Instructions for the task
Show all lines that include the string "tillfällen"; copy each one.

Supplied data
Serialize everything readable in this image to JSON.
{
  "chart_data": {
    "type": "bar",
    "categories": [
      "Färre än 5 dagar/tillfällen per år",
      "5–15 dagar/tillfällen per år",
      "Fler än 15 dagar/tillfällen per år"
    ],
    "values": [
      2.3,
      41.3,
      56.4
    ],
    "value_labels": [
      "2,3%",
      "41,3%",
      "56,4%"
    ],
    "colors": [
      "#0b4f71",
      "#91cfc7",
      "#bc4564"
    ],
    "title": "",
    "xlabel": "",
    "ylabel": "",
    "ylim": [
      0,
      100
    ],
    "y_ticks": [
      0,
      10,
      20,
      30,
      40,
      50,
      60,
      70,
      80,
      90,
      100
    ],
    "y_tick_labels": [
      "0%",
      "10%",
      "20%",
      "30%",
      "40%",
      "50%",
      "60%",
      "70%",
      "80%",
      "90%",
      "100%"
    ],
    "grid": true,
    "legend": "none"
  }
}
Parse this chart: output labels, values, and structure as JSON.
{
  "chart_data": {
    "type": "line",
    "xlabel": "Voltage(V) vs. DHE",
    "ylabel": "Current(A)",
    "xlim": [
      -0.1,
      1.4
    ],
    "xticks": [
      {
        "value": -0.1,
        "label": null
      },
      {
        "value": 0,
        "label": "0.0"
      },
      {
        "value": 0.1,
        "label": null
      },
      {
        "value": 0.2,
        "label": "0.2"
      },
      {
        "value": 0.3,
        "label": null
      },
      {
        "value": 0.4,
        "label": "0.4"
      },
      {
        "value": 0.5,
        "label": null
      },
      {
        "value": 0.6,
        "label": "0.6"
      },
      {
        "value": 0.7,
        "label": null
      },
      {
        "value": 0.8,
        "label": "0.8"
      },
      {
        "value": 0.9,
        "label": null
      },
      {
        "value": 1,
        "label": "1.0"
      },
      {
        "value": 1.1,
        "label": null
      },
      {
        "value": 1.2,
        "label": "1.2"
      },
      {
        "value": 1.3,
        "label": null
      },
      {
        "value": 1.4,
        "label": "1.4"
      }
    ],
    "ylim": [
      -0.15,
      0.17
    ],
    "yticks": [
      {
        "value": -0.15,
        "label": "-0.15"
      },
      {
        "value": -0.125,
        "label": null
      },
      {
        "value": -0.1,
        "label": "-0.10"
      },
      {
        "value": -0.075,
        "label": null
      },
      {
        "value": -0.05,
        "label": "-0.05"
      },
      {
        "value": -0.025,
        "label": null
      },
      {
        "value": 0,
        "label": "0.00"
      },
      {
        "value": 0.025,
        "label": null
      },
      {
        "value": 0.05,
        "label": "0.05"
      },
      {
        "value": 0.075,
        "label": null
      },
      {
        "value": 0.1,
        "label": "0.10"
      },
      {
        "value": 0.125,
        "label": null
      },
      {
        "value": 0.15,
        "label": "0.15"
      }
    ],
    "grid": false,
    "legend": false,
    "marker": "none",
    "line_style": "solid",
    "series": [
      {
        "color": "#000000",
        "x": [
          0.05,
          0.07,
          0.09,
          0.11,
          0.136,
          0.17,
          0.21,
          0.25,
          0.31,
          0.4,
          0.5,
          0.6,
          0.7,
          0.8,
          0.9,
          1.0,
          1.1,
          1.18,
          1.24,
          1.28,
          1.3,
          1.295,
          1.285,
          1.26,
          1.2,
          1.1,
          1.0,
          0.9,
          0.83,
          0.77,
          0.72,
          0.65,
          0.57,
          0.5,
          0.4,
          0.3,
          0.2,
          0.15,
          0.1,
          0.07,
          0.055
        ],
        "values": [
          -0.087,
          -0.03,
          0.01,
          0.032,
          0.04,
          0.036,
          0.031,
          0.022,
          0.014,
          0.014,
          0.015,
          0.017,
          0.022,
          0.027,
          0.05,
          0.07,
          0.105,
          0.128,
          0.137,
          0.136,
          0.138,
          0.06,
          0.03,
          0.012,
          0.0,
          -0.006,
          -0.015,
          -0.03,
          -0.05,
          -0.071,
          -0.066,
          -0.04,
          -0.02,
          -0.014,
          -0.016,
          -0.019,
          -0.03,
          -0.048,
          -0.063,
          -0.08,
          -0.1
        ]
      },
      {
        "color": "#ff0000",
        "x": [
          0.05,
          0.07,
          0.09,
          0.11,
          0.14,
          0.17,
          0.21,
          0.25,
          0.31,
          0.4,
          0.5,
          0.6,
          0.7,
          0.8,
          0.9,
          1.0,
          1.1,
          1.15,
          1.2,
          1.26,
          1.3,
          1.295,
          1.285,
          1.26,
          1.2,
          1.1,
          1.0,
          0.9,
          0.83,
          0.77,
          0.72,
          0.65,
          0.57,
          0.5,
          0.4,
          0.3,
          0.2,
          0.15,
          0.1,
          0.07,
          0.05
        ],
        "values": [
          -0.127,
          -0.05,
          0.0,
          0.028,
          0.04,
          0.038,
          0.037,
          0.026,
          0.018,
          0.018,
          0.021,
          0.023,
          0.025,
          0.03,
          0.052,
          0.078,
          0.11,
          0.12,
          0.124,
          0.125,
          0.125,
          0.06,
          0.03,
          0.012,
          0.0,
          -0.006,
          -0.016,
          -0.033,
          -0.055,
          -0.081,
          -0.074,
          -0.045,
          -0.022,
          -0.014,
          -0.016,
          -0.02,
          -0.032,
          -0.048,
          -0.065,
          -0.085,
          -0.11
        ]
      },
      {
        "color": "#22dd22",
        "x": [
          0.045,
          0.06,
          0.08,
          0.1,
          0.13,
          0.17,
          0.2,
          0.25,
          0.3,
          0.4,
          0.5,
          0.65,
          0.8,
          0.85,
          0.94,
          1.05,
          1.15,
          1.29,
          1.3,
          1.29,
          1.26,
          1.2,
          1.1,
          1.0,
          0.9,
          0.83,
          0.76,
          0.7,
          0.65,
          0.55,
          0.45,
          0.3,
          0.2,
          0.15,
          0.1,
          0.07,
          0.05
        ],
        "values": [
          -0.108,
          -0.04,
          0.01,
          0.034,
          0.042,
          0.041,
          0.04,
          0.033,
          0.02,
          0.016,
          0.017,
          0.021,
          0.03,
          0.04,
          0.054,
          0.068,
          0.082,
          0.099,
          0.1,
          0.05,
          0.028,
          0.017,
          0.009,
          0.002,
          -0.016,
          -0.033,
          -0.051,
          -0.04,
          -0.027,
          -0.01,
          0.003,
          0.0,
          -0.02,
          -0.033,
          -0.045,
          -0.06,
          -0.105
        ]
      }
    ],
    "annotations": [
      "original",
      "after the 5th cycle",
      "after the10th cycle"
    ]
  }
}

Response below
      "Färre än 5 dagar/tillfällen per år",
      "5–15 dagar/tillfällen per år",
      "Fler än 15 dagar/tillfällen per år"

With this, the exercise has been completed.